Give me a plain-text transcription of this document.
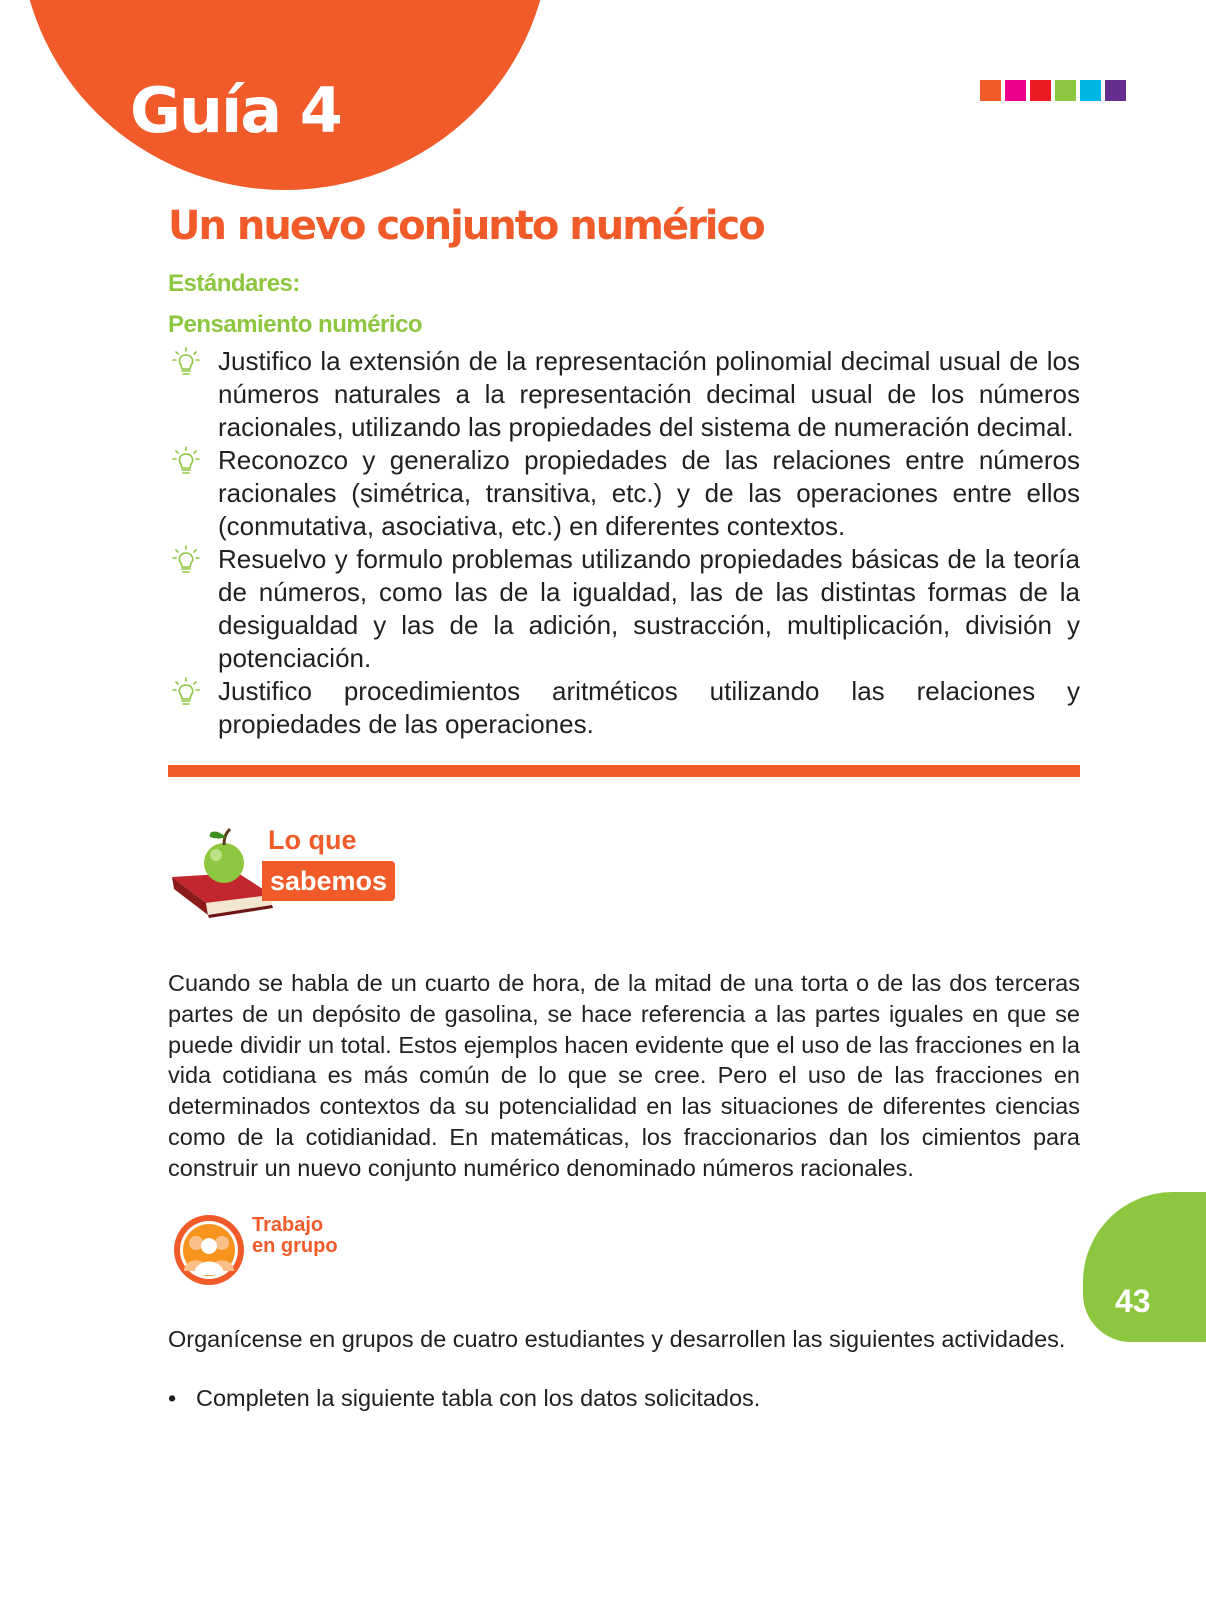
Guía 4
Un nuevo conjunto numérico
Estándares:
Pensamiento numérico
Justifico la extensión de la representación polinomial decimal usual de los números naturales a la representación decimal usual de los números racionales, utilizando las propiedades del sistema de numeración decimal.
Reconozco y generalizo propiedades de las relaciones entre números racionales (simétrica, transitiva, etc.) y de las operaciones entre ellos (conmutativa, asociativa, etc.) en diferentes contextos.
Resuelvo y formulo problemas utilizando propiedades básicas de la teoría de números, como las de la igualdad, las de las distintas formas de la desigualdad y las de la adición, sustracción, multiplicación, división y potenciación.
Justifico procedimientos aritméticos utilizando las relaciones y propiedades de las operaciones.
Lo que
sabemos

Cuando se habla de un cuarto de hora, de la mitad de una torta o de las dos terceras partes de un depósito de gasolina, se hace referencia a las partes iguales en que se puede dividir un total. Estos ejemplos hacen evidente que el uso de las fracciones en la vida cotidiana es más común de lo que se cree. Pero el uso de las fracciones en determinados contextos da su potencialidad en las situaciones de diferentes ciencias como de la cotidianidad. En matemáticas, los fraccionarios dan los cimientos para construir un nuevo conjunto numérico denominado números racionales.

Trabajo
en grupo
43

Organícense en grupos de cuatro estudiantes y desarrollen las siguientes actividades.

• Completen la siguiente tabla con los datos solicitados.
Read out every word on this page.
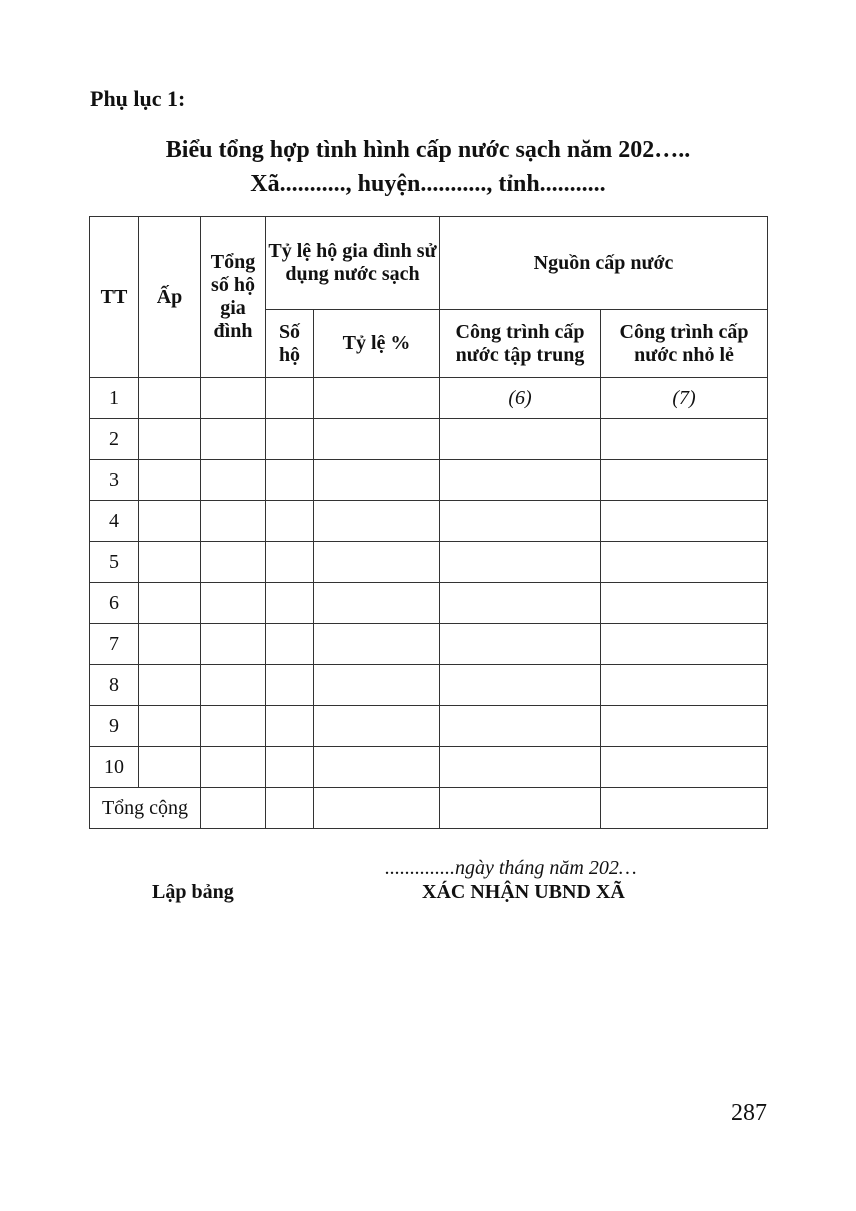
Phụ lục 1:

Biểu tổng hợp tình hình cấp nước sạch năm 202…..

Xã..........., huyện..........., tỉnh...........

TT	Ấp	Tổng số hộ gia đình	Tỷ lệ hộ gia đình sử dụng nước sạch		Nguồn cấp nước	
			Số hộ	Tỷ lệ %	Công trình cấp nước tập trung	Công trình cấp nước nhỏ lẻ
1					(6)	(7)
2						
3						
4						
5						
6						
7						
8						
9						
10						
Tổng cộng						

..............ngày tháng năm 202…

Lập bảng	XÁC NHẬN UBND XÃ

287
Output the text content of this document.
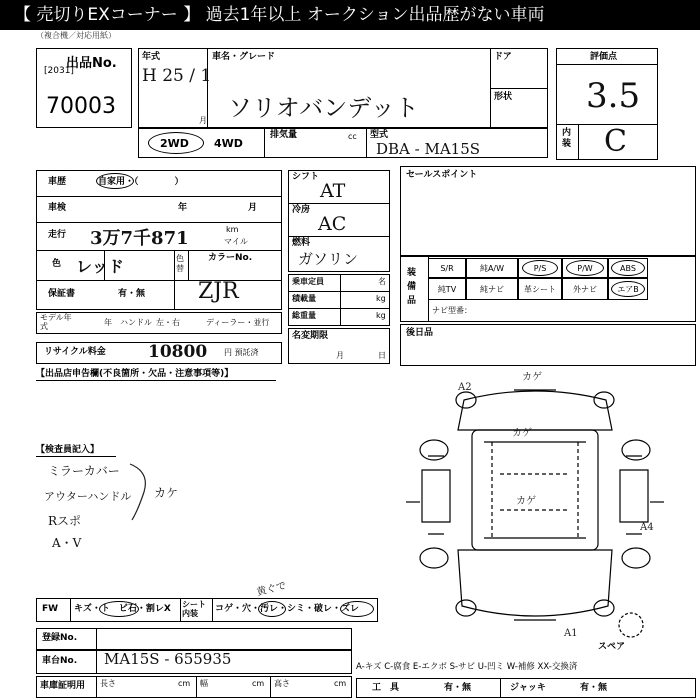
【 売切りEXコーナー 】 過去1年以上 オークション出品歴がない車両
（複合機／対応用紙）
出品No.
[2031]
70003
年式
H 25 / 1
月
車名・グレード
ソリオバンデット
ドア
形状
評価点
3.5
内装 C
2WD 4WD
排気量	cc 型式
DBA - MA15S
車歴	自家用・（　　　　）
車検	年	月
走行 3万7千871	km
マイル
色 レッド	色替
カラーNo.
保証書	有・無 ZJR
モデル年式	年 ハンドル 左・右	ディーラー・並行
リサイクル料金 10800 円 預託済
シフト
AT
冷房
AC
燃料
ガソリン
乗車定員	名
積載量	kg
総重量	kg
名変期限
月	日
セールスポイント
装備品
S/R	純A/W	P/S	P/W	ABS
純TV	純ナビ	革シート	外ナビ	エアB
ナビ型番：
後日品
【出品店申告欄(不良箇所・欠品・注意事項等)】
【検査員記入】
ミラーカバー
アウターハンドル
Rスポ
A・V
カケ
A2
カゲ
カゲ
A4
A1
カゲ
スペア
黄ぐで
FW キズ・ト　ビ石・割レX シート内装	コゲ・穴・汚レ・シミ・破レ・ズレ
登録No.
車台No. MA15S - 655935
車庫証明用 長さ	cm 幅	cm 高さ	cm
A-キズ C-腐食 E-エクボ S-サビ U-凹ミ W-補修 XX-交換済
工　具	有・無	ジャッキ	有・無
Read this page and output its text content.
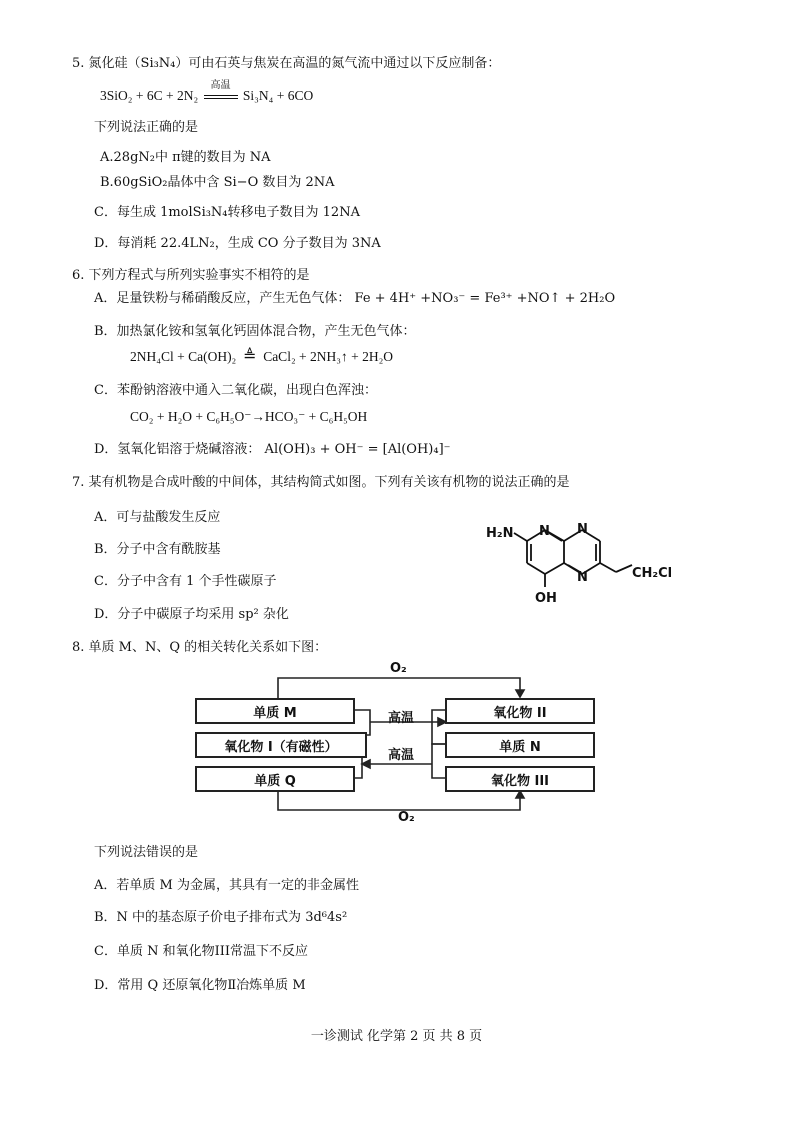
5. 氮化硅（Si₃N₄）可由石英与焦炭在高温的氮气流中通过以下反应制备：
3SiO₂ + 6C + 2N₂
高温
Si₃N₄ + 6CO
下列说法正确的是
A.28gN₂中 π键的数目为 NA
B.60gSiO₂晶体中含 Si−O 数目为 2NA
C．每生成 1molSi₃N₄转移电子数目为 12NA
D．每消耗 22.4LN₂，生成 CO 分子数目为 3NA
6. 下列方程式与所列实验事实不相符的是
A．足量铁粉与稀硝酸反应，产生无色气体： Fe + 4H⁺ +NO₃⁻ = Fe³⁺ +NO↑ + 2H₂O
B．加热氯化铵和氢氧化钙固体混合物，产生无色气体：
2NH₄Cl + Ca(OH)₂ ≜ CaCl₂ + 2NH₃↑ + 2H₂O
C．苯酚钠溶液中通入二氧化碳，出现白色浑浊：
CO₂ + H₂O + C₆H₅O⁻→HCO₃⁻ + C₆H₅OH
D．氢氧化铝溶于烧碱溶液： Al(OH)₃ + OH⁻ = [Al(OH)₄]⁻
7. 某有机物是合成叶酸的中间体，其结构简式如图。下列有关该有机物的说法正确的是
A．可与盐酸发生反应
B．分子中含有酰胺基
C．分子中含有 1 个手性碳原子
D．分子中碳原子均采用 sp² 杂化
H₂N N N
N	CH₂Cl
OH
8. 单质 M、N、Q 的相关转化关系如下图：
单质 M
氧化物 I（有磁性）
单质 Q
氧化物 II
单质 N
氧化物 III
O₂
高温
高温
O₂
下列说法错误的是
A．若单质 M 为金属，其具有一定的非金属性
B．N 中的基态原子价电子排布式为 3d⁶4s²
C．单质 N 和氧化物III常温下不反应
D．常用 Q 还原氧化物Ⅱ冶炼单质 M
一诊测试 化学第 2 页 共 8 页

────────

## WORK TO DO
Reproduce exactly, and only, the lines from the one containing "Read out every word on this page." through the last line of the records above, both included, leaving out any pictures.

## WORKED ANSWER
Read out every word on this page.
Phụ lục 1:

Biểu tổng hợp tình hình cấp nước sạch năm 202…..

Xã..........., huyện..........., tỉnh...........

TT	Ấp	Tổng số hộ gia đình	Tỷ lệ hộ gia đình sử dụng nước sạch		Nguồn cấp nước	
			Số hộ	Tỷ lệ %	Công trình cấp nước tập trung	Công trình cấp nước nhỏ lẻ
1					(6)	(7)
2						
3						
4						
5						
6						
7						
8						
9						
10						
Tổng cộng						

..............ngày tháng năm 202…

Lập bảng	XÁC NHẬN UBND XÃ

287
Output the text content of this document.
【 売切りEXコーナー 】 過去1年以上 オークション出品歴がない車両
（複合機／対応用紙）
出品No.
[2031]
70003
年式
H 25 / 1
月
車名・グレード
ソリオバンデット
ドア
形状
評価点
3.5
内装 C
2WD 4WD
排気量	cc 型式
DBA - MA15S
車歴	自家用・（　　　　）
車検	年	月
走行 3万7千871	km
マイル
色 レッド	色替
カラーNo.
保証書	有・無 ZJR
モデル年式	年 ハンドル 左・右	ディーラー・並行
リサイクル料金 10800 円 預託済
シフト
AT
冷房
AC
燃料
ガソリン
乗車定員	名
積載量	kg
総重量	kg
名変期限
月	日
セールスポイント
装備品
S/R	純A/W	P/S	P/W	ABS
純TV	純ナビ	革シート	外ナビ	エアB
ナビ型番：
後日品
【出品店申告欄(不良箇所・欠品・注意事項等)】
【検査員記入】
ミラーカバー
アウターハンドル
Rスポ
A・V
カケ
A2
カゲ
カゲ
A4
A1
カゲ
スペア
黄ぐで
FW キズ・ト　ビ石・割レX シート内装	コゲ・穴・汚レ・シミ・破レ・ズレ
登録No.
車台No. MA15S - 655935
車庫証明用 長さ	cm 幅	cm 高さ	cm
A-キズ C-腐食 E-エクボ S-サビ U-凹ミ W-補修 XX-交換済
工　具	有・無	ジャッキ	有・無
Read this page and output its text content.
5. 氮化硅（Si₃N₄）可由石英与焦炭在高温的氮气流中通过以下反应制备：
3SiO₂ + 6C + 2N₂
高温
Si₃N₄ + 6CO
下列说法正确的是
A.28gN₂中 π键的数目为 NA
B.60gSiO₂晶体中含 Si−O 数目为 2NA
C．每生成 1molSi₃N₄转移电子数目为 12NA
D．每消耗 22.4LN₂，生成 CO 分子数目为 3NA
6. 下列方程式与所列实验事实不相符的是
A．足量铁粉与稀硝酸反应，产生无色气体： Fe + 4H⁺ +NO₃⁻ = Fe³⁺ +NO↑ + 2H₂O
B．加热氯化铵和氢氧化钙固体混合物，产生无色气体：
2NH₄Cl + Ca(OH)₂ ≜ CaCl₂ + 2NH₃↑ + 2H₂O
C．苯酚钠溶液中通入二氧化碳，出现白色浑浊：
CO₂ + H₂O + C₆H₅O⁻→HCO₃⁻ + C₆H₅OH
D．氢氧化铝溶于烧碱溶液： Al(OH)₃ + OH⁻ = [Al(OH)₄]⁻
7. 某有机物是合成叶酸的中间体，其结构简式如图。下列有关该有机物的说法正确的是
A．可与盐酸发生反应
B．分子中含有酰胺基
C．分子中含有 1 个手性碳原子
D．分子中碳原子均采用 sp² 杂化
H₂N N N
N	CH₂Cl
OH
8. 单质 M、N、Q 的相关转化关系如下图：
单质 M
氧化物 I（有磁性）
单质 Q
氧化物 II
单质 N
氧化物 III
O₂
高温
高温
O₂
下列说法错误的是
A．若单质 M 为金属，其具有一定的非金属性
B．N 中的基态原子价电子排布式为 3d⁶4s²
C．单质 N 和氧化物III常温下不反应
D．常用 Q 还原氧化物Ⅱ冶炼单质 M
一诊测试 化学第 2 页 共 8 页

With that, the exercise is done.